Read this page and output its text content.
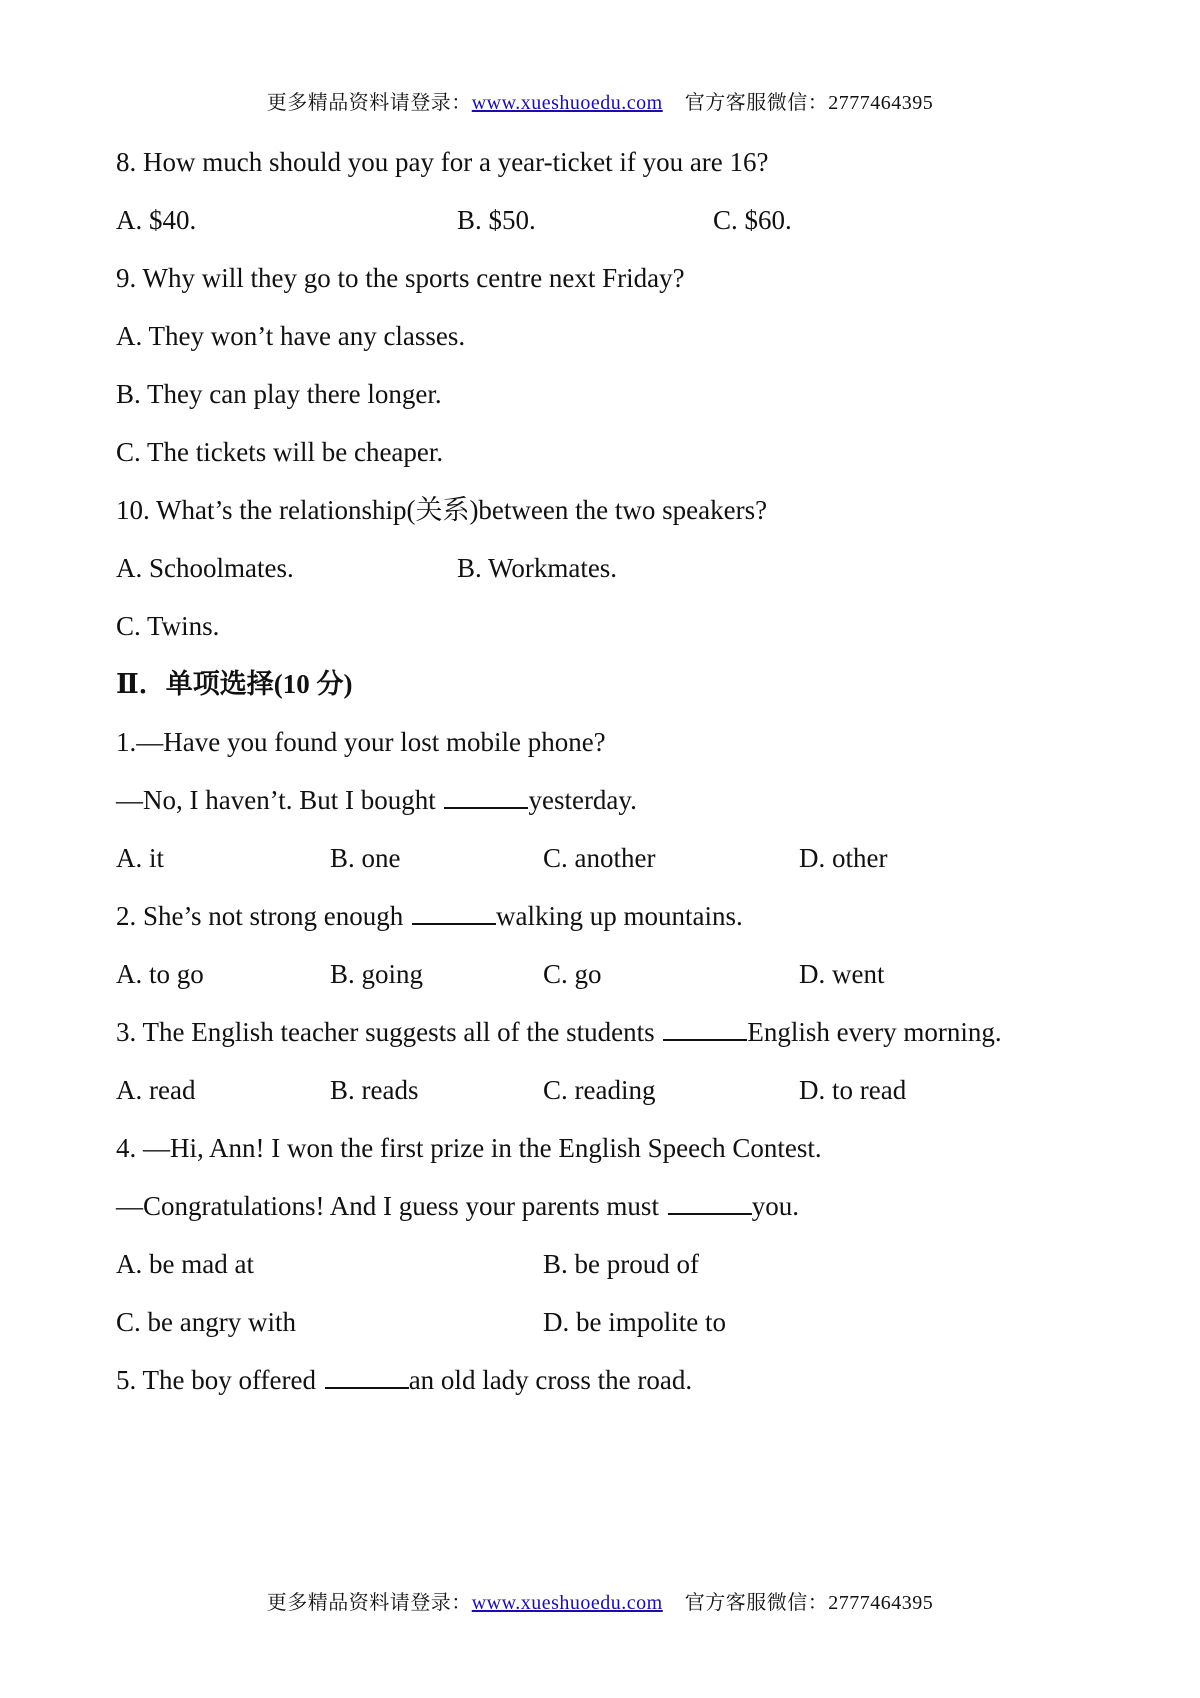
更多精品资料请登录：www.xueshuoedu.com 官方客服微信：2777464395
8. How much should you pay for a year-ticket if you are 16?
A. $40.	B. $50.	C. $60.
9. Why will they go to the sports centre next Friday?
A. They won’t have any classes.
B. They can play there longer.
C. The tickets will be cheaper.
10. What’s the relationship(关系)between the two speakers?
A. Schoolmates.	B. Workmates.
C. Twins.
Ⅱ．单项选择(10 分)
1.—Have you found your lost mobile phone?
—No, I haven’t. But I bought	yesterday.
A. it	B. one	C. another	D. other
2. She’s not strong enough	walking up mountains.
A. to go	B. going	C. go	D. went
3. The English teacher suggests all of the students	English every morning.
A. read	B. reads	C. reading	D. to read
4. —Hi, Ann! I won the first prize in the English Speech Contest.
—Congratulations! And I guess your parents must	you.
A. be mad at	B. be proud of
C. be angry with	D. be impolite to
5. The boy offered	an old lady cross the road.
更多精品资料请登录：www.xueshuoedu.com 官方客服微信：2777464395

Exercise goal: Pick out all lines containing the string "will".

Reply:
9. Why will they go to the sports centre next Friday?
C. The tickets will be cheaper.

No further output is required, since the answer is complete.